Prompt »
Please return every line of the records below that contains the word "Crude".

Stored data »
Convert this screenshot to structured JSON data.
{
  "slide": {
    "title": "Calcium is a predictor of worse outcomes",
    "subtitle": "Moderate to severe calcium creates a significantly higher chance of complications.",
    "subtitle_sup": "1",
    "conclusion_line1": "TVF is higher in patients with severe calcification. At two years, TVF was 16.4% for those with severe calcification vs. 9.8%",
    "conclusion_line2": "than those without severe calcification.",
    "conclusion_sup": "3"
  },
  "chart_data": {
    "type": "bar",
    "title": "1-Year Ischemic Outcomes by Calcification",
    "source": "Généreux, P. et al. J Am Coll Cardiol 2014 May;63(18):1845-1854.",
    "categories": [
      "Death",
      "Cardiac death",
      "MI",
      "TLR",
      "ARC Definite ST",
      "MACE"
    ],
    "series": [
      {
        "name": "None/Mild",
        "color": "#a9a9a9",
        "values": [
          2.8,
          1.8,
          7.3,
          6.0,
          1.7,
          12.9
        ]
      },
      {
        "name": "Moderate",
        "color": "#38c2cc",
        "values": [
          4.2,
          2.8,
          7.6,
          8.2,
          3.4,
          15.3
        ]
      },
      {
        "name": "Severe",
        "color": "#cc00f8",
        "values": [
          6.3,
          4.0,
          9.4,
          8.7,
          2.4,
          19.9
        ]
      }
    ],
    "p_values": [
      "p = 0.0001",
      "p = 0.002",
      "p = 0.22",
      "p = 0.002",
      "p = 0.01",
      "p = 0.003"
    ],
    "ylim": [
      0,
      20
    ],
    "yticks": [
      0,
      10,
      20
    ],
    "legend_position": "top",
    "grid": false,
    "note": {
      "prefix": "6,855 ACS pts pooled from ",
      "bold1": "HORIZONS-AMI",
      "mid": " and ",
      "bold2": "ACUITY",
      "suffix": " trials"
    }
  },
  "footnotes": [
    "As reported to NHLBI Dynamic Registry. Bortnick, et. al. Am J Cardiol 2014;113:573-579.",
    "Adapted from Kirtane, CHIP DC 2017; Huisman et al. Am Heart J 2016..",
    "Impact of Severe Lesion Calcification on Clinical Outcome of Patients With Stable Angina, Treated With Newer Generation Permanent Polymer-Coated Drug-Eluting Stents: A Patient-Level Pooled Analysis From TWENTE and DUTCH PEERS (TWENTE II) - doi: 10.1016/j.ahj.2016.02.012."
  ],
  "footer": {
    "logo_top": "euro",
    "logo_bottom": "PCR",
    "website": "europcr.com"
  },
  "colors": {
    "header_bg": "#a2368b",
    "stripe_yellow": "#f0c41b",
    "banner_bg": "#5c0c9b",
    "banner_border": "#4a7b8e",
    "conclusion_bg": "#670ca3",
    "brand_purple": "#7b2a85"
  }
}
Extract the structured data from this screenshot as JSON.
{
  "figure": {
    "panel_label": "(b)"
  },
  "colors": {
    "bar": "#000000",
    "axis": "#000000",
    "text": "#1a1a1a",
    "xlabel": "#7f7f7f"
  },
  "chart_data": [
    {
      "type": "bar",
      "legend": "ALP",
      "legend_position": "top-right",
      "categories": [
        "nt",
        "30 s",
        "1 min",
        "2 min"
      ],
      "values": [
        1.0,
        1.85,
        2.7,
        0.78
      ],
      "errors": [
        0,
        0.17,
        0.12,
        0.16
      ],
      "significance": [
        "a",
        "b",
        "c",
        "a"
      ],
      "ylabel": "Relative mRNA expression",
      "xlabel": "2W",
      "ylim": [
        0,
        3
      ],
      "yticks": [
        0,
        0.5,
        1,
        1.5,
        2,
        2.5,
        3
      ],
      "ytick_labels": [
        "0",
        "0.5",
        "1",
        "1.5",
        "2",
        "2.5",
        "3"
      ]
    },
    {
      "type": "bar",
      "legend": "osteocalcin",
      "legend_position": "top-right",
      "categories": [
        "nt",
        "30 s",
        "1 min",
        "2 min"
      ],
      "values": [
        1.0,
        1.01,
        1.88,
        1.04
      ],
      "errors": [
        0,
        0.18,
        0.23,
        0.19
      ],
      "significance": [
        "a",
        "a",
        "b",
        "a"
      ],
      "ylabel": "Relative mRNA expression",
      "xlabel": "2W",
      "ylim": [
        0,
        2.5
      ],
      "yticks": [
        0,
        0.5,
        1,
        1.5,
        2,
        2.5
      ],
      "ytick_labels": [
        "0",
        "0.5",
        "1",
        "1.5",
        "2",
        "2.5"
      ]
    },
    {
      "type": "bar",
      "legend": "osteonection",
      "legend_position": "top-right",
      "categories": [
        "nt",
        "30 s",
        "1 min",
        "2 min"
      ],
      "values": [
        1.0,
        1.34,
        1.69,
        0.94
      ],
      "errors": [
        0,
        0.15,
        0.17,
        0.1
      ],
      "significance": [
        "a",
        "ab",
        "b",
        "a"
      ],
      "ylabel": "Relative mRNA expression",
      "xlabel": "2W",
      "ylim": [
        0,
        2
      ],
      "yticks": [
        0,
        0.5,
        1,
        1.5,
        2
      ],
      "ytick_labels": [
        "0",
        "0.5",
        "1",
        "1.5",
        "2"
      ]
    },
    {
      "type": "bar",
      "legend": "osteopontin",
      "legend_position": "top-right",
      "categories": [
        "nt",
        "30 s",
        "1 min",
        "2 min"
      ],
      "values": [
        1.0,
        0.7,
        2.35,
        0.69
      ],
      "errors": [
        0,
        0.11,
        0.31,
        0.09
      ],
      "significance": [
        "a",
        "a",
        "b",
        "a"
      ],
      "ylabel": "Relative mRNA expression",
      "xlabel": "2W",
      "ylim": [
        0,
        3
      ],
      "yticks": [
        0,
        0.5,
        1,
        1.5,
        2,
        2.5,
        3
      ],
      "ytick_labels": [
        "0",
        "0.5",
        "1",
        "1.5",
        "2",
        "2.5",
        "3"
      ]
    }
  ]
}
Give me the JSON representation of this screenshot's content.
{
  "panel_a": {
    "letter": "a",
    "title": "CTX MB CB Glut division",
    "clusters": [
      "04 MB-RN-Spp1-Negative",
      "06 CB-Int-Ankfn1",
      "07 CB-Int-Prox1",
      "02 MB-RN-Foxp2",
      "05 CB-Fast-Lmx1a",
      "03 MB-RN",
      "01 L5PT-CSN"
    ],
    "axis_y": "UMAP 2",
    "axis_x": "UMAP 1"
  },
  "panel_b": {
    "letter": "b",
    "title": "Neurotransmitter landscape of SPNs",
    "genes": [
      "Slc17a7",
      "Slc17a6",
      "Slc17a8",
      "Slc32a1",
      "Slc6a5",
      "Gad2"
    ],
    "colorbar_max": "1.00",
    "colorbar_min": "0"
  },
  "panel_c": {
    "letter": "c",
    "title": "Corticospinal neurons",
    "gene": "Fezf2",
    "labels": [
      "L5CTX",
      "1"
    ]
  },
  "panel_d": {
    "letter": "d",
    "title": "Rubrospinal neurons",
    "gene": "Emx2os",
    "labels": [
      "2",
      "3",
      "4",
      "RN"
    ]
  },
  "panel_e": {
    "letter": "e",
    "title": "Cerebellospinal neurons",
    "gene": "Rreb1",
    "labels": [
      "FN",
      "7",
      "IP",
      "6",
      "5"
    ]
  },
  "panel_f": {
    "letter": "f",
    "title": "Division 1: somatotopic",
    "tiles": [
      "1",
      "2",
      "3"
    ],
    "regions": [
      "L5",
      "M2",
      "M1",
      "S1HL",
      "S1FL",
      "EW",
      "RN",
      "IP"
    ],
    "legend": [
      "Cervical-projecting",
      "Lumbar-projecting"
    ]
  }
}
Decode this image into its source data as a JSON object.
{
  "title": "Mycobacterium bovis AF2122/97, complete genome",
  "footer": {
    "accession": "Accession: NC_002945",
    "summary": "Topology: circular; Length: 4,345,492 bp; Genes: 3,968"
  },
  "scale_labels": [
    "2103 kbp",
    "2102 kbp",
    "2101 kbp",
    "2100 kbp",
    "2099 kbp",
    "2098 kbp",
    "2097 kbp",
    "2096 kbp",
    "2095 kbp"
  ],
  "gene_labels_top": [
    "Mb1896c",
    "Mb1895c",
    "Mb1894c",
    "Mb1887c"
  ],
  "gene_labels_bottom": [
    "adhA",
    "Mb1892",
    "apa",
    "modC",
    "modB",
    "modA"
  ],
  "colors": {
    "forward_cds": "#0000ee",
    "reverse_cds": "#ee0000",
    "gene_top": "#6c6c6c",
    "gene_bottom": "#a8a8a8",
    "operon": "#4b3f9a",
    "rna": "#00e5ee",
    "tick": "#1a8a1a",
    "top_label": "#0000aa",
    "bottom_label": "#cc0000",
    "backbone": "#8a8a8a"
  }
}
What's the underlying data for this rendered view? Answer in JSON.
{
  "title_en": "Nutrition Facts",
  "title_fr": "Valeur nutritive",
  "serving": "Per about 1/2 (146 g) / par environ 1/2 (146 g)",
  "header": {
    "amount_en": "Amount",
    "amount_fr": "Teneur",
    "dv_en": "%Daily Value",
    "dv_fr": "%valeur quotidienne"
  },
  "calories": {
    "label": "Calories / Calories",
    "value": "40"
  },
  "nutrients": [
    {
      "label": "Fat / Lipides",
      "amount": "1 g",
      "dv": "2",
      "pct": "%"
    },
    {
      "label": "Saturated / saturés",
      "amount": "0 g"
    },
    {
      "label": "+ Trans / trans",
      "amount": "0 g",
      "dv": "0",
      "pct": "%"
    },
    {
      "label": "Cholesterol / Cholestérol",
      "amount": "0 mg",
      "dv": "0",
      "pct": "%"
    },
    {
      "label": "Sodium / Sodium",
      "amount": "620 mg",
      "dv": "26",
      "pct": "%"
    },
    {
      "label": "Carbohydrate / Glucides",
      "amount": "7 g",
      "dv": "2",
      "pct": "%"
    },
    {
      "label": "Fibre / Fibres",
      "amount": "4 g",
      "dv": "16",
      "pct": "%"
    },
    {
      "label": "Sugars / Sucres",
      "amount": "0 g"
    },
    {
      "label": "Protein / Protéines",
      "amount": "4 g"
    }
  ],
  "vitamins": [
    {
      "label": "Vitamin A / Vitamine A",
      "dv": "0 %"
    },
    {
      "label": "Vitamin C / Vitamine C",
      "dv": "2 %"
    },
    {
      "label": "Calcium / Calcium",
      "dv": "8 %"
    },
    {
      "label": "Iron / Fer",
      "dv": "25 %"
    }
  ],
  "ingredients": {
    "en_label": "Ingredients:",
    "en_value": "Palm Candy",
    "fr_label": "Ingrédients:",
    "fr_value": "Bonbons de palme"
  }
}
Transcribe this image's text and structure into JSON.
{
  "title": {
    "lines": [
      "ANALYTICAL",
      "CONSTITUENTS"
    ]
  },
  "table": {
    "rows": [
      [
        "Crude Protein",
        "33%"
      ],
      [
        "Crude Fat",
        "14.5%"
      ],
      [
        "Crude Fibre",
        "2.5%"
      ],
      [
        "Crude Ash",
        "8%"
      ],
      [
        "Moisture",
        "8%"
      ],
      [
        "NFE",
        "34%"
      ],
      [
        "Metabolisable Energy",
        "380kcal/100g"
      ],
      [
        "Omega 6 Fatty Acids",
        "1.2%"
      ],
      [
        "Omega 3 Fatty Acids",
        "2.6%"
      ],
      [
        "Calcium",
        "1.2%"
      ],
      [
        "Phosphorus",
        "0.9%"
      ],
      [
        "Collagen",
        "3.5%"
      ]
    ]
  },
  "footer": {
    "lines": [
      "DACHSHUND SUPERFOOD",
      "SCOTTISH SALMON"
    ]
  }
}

Answer section »
        "Crude Protein",
        "Crude Fat",
        "Crude Fibre",
        "Crude Ash",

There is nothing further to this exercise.